#### Selected extract:
—————

Posted by Adrienne. Comment (1).

Trying to keep my eyes on the road after I arrived in California last week, I groped in my handbag for my cell phone. With a thumb, I scrolled to the entry for Matt. A lot of people in Pleasant Valley go to sleep at ten or earlier, and I prayed as I listened to one, then two, then three rings, that Matt and his wife weren’t among them.

“Hello?” It was a woman’s voice.

“Hi!” I tried to sound cheerful. “You must be Penny!”

“Yes.”

“I’m Matt’s step sister! Maybe he mentioned that we ran into each other a few weeks ago.”

“Oh, Anne! Yes. How are you?” She sounded as if she were greeting an old friend. One whose name she had somehow forgotten.

“Adrienne.”

“Adrienne, Adrienne, I’m sorry. Matthew isn’t home right now, he’s still at work.”

My car swerved with disappointment.”

“I’m holding down the fort. He’ll be so happy that you called. If he doesn’t call you back tonight, it’ll be first thing tomorrow.”

A second of hesitation and I blurted, “I’m in Pleasant Valley!”

“You are? How wonderful! When will we get a chance to see you?”

“I’m… I don’t know.” Obviously I couldn’t stay there if Matt was out. “I’ll call tomorrow.”

“Where are you staying?”

“I’m actually not sure.” My face heated the darkness. “I’m looking for a motel.”

“A motel? You should come here!”

—————

#### Problems:
(1) In the phone-call excerpt, why did the narrator pray while the phone rang?
(2) Rewrite the paragraph of the phone-call excerpt that begins "Trying to keep my eyes on the road" in two shorter sentences, keeping its main facts.
(3) Answer these questions from the phone-call excerpt, one line each:
(a) What name did Penny first use for the caller?
(b) Where was Matt during the call?
(c) What kind of place did the caller say she was looking for to stay?

#### Data entries:
—————

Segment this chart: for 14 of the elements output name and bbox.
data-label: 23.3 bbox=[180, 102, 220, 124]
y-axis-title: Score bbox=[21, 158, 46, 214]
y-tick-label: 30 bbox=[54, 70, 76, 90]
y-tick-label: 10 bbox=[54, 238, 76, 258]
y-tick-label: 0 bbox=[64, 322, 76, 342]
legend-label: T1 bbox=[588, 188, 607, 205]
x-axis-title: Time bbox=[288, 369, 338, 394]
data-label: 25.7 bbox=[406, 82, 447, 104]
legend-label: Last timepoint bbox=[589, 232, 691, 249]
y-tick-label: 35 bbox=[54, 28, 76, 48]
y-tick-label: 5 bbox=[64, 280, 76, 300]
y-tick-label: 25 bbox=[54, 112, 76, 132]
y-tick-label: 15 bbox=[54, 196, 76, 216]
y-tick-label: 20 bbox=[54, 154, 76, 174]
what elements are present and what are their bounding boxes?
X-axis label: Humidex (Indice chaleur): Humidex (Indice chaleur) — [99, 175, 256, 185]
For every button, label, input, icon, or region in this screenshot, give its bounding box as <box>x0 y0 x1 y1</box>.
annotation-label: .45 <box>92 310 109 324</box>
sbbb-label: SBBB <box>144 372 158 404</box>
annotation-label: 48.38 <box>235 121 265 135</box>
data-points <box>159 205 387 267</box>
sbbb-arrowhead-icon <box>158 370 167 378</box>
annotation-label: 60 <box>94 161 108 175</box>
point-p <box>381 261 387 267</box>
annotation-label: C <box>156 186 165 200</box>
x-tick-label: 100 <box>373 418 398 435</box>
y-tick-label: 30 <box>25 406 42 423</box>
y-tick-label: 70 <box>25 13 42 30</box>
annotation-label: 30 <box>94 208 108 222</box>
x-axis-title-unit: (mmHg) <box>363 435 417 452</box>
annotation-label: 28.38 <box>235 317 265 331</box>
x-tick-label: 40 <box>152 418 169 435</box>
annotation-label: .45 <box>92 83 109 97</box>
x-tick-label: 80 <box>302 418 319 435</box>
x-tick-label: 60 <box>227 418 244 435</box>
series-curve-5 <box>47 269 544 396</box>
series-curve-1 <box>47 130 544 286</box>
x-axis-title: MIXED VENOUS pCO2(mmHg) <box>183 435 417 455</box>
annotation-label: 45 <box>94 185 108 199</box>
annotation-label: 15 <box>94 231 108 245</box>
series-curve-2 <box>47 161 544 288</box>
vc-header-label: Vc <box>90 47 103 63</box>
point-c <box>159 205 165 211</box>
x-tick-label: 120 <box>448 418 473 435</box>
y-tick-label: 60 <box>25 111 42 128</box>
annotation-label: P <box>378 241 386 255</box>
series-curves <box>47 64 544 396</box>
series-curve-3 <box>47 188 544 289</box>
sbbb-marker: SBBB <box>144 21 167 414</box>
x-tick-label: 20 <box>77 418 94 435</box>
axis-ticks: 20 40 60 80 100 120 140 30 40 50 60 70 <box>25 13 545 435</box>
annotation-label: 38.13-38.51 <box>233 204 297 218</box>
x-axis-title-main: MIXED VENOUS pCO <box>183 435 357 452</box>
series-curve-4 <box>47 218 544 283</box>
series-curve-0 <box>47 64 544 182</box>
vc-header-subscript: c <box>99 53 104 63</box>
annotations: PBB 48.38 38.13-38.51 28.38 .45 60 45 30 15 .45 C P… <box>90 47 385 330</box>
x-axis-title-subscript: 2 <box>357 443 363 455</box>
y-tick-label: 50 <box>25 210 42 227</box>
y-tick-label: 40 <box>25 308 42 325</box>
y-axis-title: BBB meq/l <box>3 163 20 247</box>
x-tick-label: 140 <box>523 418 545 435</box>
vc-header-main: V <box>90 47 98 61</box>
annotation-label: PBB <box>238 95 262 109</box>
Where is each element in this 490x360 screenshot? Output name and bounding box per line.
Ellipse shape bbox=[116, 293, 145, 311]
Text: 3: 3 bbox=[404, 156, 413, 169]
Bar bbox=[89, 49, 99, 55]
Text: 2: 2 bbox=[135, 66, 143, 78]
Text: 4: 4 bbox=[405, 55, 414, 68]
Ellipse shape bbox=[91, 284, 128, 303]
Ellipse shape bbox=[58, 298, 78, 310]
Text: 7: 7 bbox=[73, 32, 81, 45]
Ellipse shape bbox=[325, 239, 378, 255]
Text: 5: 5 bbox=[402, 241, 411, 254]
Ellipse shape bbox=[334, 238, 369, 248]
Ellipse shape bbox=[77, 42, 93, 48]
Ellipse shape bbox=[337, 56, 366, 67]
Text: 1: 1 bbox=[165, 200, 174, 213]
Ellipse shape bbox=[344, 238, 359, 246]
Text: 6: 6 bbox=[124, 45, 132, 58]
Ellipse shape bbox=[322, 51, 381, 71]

—————

#### Expected outputs:
(1) Many people in Pleasant Valley go to sleep at ten or earlier. The narrator prayed that Matt and his wife weren't among them.

(2) While driving in California last week, I found my cell phone in my handbag and scrolled to Matt's entry. Knowing many people in Pleasant Valley sleep by ten or earlier, I prayed through three rings that Matt and his wife weren't among them.

(3)
(a) Anne
(b) Still at work
(c) A motel